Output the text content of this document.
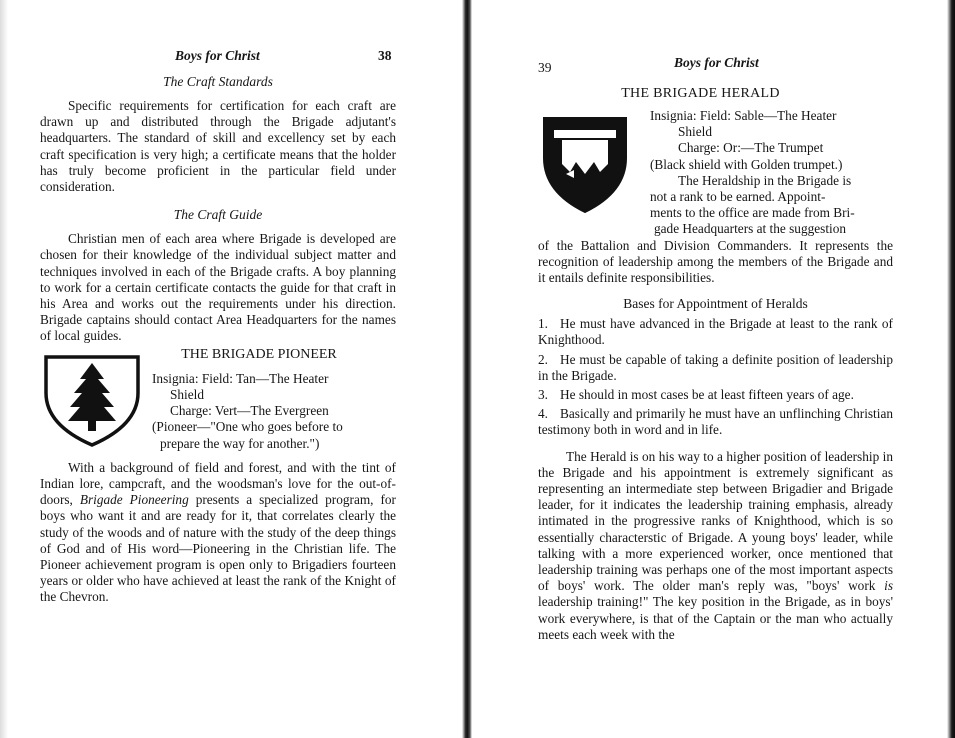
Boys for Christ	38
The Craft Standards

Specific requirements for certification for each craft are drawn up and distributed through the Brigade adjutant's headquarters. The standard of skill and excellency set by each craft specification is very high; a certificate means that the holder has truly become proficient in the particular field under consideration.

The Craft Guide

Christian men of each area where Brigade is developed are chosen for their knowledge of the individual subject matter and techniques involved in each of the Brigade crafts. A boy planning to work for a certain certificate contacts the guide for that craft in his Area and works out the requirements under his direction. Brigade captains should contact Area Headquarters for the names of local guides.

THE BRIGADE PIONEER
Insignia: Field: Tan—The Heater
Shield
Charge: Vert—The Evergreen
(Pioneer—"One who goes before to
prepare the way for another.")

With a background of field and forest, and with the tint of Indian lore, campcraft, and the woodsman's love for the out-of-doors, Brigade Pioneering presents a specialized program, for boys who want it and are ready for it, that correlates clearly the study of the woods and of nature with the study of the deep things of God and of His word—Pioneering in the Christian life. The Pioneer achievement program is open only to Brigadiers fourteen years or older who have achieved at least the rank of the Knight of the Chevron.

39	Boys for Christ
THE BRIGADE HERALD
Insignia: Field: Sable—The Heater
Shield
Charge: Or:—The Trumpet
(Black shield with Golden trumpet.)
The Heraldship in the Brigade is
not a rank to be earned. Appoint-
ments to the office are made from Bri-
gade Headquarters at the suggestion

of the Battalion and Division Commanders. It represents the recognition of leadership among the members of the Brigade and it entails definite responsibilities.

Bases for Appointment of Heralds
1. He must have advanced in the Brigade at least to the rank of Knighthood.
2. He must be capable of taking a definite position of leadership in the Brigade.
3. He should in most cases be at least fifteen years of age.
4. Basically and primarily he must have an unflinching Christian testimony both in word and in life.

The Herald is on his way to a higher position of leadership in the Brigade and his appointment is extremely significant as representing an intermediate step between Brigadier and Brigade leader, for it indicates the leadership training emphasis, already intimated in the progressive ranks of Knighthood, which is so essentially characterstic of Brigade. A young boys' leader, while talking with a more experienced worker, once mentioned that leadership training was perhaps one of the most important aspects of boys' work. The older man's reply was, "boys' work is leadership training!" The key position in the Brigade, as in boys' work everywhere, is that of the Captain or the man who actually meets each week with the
_ _ _ _ _
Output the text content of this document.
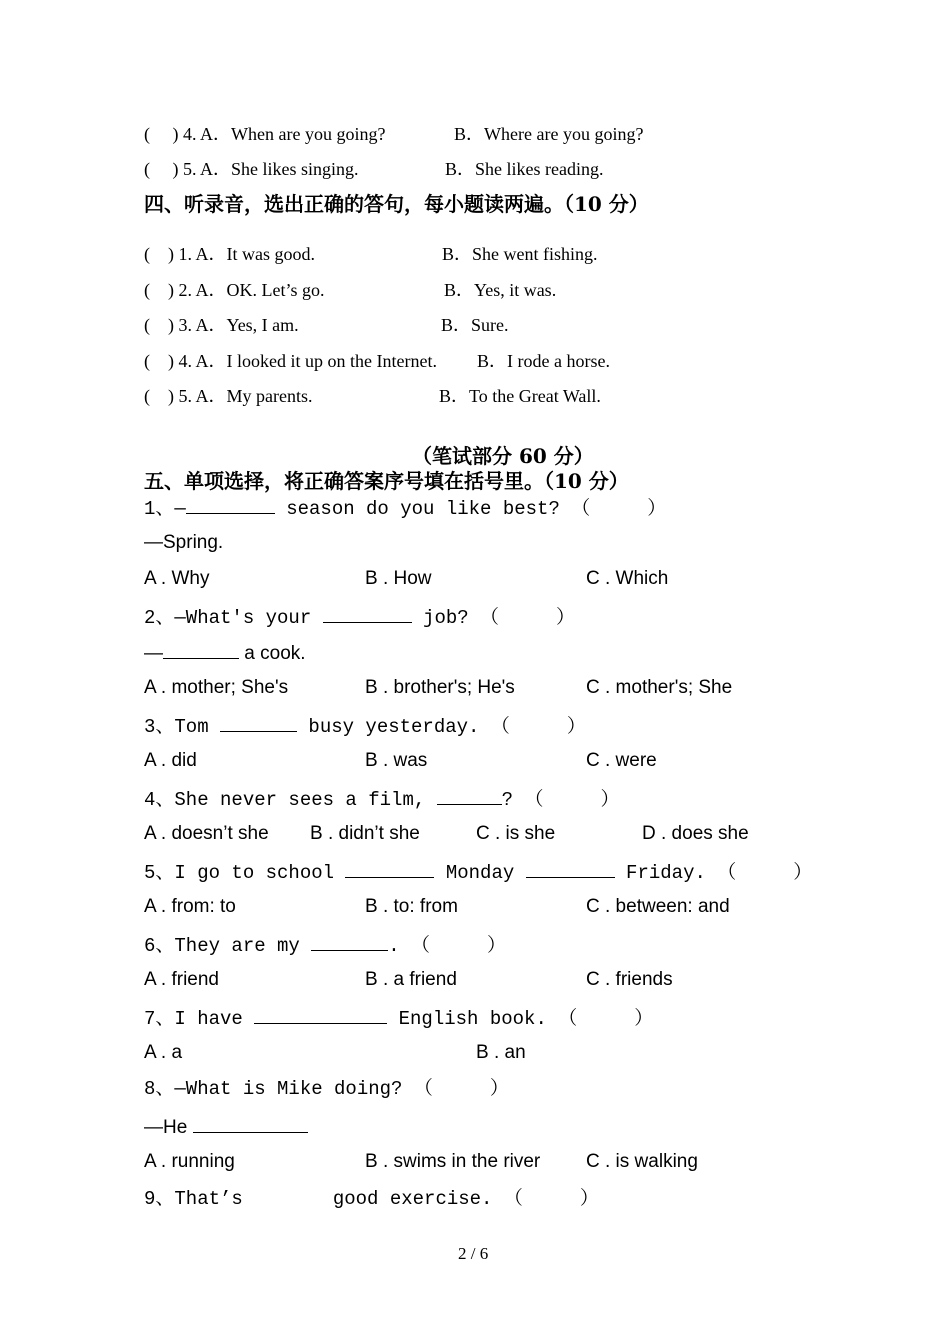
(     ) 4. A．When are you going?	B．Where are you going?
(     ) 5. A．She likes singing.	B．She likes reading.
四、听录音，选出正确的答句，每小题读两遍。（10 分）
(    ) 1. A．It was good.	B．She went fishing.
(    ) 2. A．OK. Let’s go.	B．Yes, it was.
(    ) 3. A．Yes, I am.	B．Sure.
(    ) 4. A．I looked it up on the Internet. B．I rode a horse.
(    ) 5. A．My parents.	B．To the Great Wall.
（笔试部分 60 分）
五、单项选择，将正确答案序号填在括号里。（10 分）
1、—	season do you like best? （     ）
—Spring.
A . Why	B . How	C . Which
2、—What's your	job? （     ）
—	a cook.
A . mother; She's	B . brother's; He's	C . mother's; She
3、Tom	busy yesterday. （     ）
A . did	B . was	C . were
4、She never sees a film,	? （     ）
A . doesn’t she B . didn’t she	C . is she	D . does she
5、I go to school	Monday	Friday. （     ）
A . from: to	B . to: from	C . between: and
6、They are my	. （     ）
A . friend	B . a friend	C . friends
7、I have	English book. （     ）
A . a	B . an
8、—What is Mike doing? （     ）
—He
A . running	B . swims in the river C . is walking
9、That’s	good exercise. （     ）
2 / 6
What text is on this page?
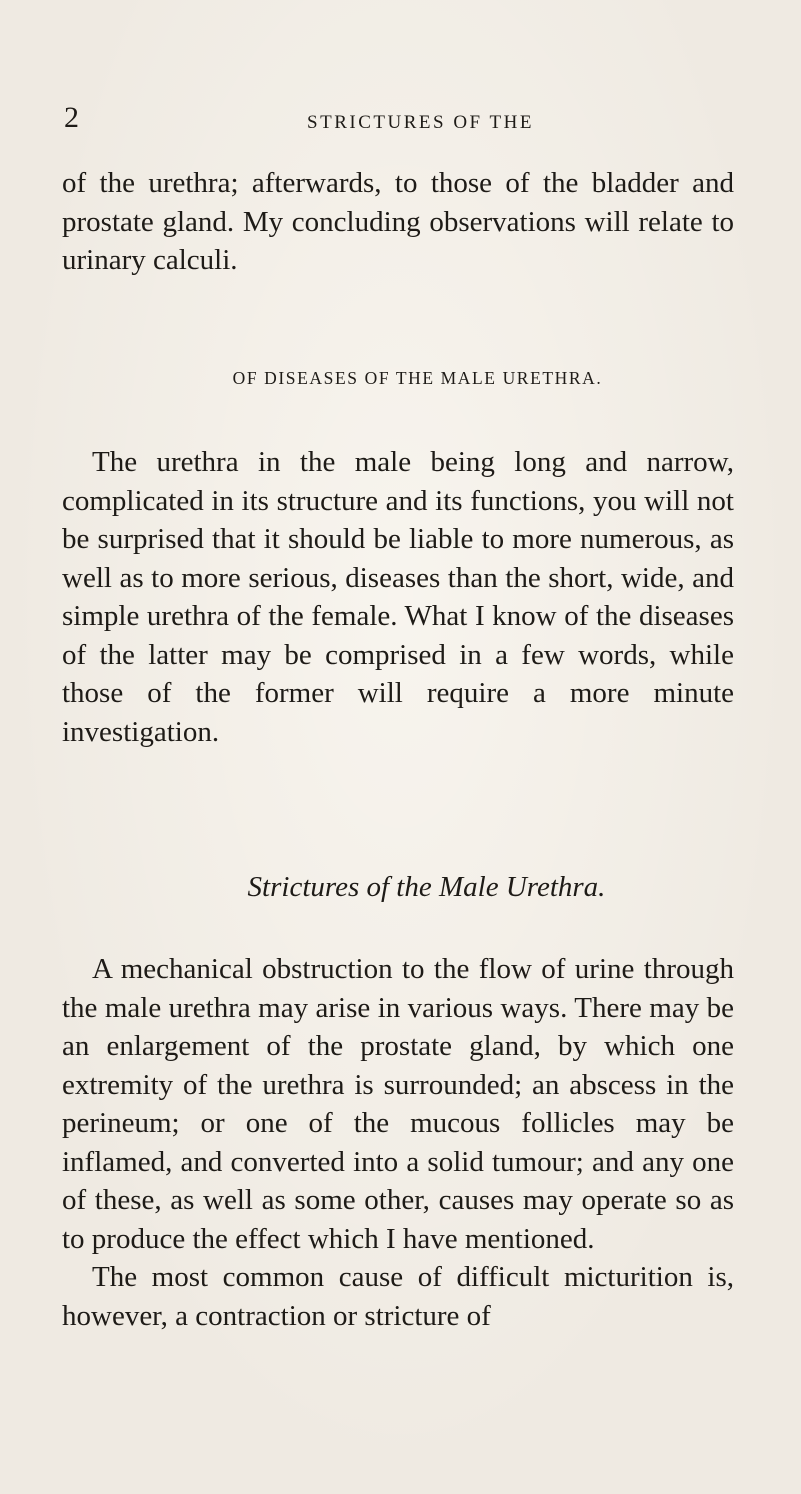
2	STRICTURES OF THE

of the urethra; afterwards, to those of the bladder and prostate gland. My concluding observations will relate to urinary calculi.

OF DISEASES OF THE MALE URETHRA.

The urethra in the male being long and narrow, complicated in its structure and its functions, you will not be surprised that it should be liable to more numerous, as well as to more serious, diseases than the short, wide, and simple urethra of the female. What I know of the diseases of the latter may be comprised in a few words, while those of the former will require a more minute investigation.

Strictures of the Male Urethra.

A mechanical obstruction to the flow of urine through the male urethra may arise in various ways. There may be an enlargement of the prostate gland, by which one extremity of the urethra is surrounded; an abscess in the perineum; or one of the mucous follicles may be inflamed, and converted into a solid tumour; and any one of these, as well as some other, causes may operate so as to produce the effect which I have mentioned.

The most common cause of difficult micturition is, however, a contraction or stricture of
_ _ _ _ _
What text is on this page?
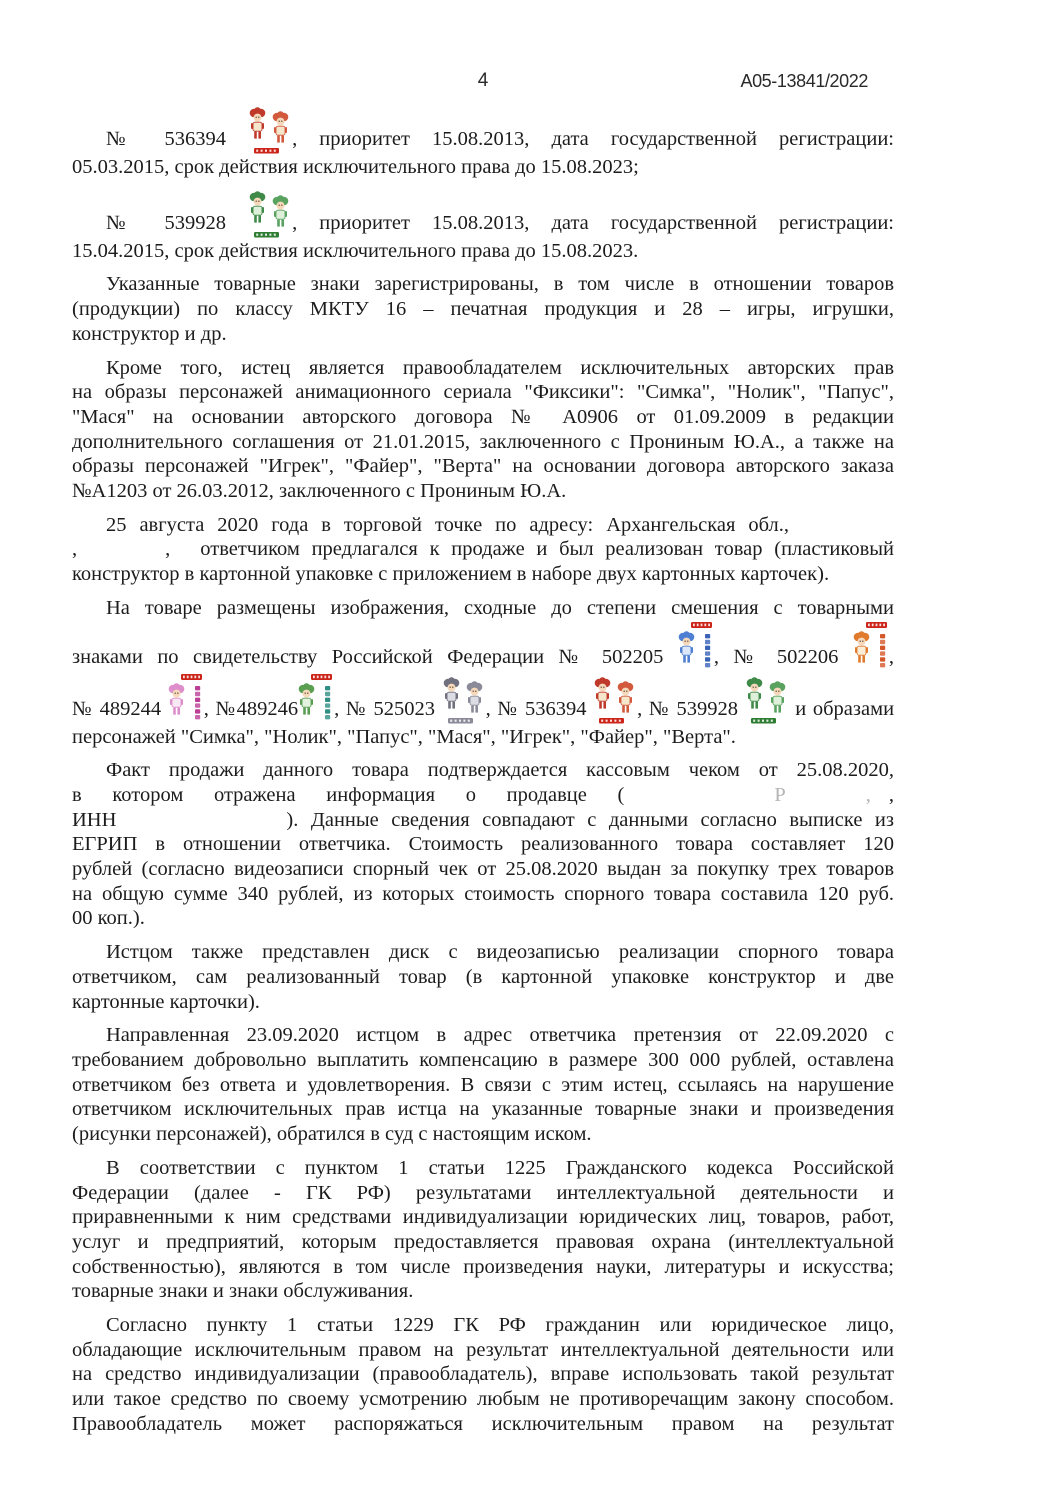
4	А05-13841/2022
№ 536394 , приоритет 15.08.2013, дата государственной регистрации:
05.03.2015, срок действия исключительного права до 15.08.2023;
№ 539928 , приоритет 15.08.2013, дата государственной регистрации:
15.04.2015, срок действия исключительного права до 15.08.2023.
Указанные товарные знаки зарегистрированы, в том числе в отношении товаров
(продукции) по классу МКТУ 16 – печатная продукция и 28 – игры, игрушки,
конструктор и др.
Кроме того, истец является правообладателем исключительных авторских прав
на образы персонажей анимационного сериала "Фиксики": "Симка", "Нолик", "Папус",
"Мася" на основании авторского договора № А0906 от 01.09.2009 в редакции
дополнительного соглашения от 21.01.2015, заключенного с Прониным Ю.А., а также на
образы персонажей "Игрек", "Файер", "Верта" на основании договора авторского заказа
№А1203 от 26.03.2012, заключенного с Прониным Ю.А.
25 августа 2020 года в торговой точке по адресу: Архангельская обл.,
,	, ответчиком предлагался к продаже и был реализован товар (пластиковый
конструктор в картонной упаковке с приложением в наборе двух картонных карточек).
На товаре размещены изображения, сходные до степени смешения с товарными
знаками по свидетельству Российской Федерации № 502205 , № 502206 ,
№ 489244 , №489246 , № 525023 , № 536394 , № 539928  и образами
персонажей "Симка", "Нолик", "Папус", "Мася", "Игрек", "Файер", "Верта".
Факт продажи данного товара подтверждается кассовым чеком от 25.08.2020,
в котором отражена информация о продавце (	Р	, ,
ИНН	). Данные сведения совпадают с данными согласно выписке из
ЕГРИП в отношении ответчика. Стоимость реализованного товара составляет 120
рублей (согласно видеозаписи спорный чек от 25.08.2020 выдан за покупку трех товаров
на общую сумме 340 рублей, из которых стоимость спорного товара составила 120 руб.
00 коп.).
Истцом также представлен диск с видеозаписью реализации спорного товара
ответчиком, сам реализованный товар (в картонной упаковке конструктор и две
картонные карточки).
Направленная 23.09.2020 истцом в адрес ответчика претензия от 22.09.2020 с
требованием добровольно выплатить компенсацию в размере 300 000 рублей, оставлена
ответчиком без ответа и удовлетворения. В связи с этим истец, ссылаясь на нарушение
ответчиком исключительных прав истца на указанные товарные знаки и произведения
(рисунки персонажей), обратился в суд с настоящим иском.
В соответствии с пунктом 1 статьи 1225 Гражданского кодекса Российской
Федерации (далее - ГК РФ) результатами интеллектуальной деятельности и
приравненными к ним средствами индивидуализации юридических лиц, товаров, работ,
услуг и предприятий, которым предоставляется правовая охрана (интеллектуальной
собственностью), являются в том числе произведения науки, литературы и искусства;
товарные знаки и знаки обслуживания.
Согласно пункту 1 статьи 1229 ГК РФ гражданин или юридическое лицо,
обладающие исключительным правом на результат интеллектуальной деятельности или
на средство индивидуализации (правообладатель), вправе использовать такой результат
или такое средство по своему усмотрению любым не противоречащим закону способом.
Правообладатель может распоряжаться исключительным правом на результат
_ _ _ _ _
- Problem description -
Filter out all lines lacking the word "Charge" and copy the rest.

- Result for this task -
Charge: Vert—The Evergreen
Charge: Or:—The Trumpet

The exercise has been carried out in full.